Short exercise: Examine each line of the data. Copy those that contain the string "время".
#### Supplied material
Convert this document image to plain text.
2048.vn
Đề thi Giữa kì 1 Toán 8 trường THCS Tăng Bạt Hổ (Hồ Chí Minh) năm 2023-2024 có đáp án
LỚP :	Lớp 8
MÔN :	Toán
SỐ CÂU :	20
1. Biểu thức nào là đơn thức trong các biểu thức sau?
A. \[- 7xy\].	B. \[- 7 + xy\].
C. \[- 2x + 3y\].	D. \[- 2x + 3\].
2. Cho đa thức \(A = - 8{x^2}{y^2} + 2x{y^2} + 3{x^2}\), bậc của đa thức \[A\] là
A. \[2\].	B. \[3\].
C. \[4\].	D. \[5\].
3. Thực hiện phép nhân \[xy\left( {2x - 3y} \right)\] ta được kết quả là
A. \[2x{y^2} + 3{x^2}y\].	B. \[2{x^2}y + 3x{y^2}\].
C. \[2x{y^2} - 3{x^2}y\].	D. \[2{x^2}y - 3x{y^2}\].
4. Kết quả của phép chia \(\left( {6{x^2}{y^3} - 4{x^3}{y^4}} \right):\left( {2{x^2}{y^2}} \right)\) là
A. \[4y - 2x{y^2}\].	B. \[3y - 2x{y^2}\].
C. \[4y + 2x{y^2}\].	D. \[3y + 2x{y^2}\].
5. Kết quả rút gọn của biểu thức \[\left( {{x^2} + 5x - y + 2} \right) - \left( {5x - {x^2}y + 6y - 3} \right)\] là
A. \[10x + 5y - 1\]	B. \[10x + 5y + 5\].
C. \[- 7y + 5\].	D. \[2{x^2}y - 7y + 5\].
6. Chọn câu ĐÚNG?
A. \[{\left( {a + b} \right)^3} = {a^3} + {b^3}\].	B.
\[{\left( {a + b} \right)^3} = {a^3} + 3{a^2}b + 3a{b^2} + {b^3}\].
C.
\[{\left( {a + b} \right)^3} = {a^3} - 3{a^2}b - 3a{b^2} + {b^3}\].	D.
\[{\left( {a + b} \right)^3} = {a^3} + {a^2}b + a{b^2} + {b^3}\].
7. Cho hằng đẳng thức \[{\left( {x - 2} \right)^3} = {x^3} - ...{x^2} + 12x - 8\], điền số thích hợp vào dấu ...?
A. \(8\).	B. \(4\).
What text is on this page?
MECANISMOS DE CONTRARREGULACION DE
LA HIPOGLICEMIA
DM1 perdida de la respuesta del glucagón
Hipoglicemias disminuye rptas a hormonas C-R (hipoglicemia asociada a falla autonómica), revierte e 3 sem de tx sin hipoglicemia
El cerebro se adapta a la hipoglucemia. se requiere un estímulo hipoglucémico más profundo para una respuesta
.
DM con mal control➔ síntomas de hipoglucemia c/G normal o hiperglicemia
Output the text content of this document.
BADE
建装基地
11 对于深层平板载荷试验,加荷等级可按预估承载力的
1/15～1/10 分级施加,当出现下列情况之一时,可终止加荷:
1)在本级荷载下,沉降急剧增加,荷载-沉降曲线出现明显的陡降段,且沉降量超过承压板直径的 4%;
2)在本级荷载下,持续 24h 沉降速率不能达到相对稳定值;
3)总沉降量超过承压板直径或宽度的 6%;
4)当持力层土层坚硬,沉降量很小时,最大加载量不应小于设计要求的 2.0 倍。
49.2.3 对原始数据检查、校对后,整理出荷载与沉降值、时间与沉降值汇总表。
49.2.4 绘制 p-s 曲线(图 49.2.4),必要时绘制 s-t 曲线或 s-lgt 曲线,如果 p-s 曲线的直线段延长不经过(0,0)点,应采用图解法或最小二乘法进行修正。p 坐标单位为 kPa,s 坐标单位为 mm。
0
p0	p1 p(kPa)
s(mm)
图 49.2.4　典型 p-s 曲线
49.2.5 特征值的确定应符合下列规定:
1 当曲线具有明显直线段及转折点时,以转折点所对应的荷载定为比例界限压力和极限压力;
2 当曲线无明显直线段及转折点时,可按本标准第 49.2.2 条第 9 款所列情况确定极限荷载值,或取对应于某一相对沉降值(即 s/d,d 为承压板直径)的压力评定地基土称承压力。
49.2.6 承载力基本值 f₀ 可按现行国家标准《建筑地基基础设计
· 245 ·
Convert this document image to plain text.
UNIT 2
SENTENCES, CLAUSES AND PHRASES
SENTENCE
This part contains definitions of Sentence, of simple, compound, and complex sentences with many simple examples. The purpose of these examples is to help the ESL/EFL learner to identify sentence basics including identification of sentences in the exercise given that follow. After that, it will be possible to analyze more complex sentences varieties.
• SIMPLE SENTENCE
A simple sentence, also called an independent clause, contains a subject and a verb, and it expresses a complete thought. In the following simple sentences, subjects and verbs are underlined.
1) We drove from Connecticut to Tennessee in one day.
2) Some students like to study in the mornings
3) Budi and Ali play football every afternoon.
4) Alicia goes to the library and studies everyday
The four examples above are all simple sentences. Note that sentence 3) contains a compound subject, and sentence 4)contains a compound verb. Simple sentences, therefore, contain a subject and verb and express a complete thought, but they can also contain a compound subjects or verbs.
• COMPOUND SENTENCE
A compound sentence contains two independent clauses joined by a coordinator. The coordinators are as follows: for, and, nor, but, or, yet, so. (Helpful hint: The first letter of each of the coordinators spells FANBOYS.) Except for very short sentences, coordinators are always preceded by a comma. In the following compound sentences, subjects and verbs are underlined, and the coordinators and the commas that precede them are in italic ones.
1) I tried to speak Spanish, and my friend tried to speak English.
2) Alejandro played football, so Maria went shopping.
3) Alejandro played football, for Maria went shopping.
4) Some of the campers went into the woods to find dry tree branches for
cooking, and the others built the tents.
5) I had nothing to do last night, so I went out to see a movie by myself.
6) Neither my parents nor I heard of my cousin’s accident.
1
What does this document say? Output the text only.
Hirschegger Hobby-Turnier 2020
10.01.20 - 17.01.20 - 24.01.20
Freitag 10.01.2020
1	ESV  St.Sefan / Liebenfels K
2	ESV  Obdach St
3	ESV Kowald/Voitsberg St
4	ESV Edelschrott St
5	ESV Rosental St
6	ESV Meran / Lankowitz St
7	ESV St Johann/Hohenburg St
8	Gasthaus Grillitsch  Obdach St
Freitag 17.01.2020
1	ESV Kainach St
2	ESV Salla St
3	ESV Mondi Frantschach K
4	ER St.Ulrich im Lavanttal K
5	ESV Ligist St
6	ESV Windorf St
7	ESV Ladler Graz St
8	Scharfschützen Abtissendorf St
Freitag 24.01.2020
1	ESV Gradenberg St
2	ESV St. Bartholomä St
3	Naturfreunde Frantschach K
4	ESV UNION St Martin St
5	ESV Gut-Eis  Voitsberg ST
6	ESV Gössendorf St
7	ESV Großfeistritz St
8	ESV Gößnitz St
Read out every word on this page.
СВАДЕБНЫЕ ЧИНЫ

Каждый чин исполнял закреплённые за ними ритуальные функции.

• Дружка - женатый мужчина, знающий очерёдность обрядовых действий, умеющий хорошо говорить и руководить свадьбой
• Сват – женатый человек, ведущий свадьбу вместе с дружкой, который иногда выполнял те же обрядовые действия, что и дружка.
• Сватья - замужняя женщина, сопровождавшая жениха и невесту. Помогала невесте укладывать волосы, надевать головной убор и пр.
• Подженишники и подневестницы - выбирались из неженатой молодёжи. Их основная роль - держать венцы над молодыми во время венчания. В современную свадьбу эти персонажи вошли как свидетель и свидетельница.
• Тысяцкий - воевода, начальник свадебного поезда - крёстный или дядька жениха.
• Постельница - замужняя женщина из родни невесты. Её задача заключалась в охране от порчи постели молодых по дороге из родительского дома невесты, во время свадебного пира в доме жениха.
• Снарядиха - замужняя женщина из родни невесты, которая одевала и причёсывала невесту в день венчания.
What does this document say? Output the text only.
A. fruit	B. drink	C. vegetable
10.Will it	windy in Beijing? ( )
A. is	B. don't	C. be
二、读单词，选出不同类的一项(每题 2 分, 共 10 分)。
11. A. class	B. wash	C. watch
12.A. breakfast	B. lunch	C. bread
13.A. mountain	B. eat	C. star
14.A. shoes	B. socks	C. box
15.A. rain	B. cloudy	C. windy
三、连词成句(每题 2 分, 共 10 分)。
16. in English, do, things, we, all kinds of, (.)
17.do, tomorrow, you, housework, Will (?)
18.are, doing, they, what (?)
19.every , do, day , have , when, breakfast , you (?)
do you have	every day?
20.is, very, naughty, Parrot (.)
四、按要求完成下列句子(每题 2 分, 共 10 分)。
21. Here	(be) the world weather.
########
Result below:
• Подженишники и подневестницы - выбирались из неженатой молодёжи. Их основная роль - держать венцы над молодыми во время венчания. В современную свадьбу эти персонажи вошли как свидетель и свидетельница.
• Постельница - замужняя женщина из родни невесты. Её задача заключалась в охране от порчи постели молодых по дороге из родительского дома невесты, во время свадебного пира в доме жениха.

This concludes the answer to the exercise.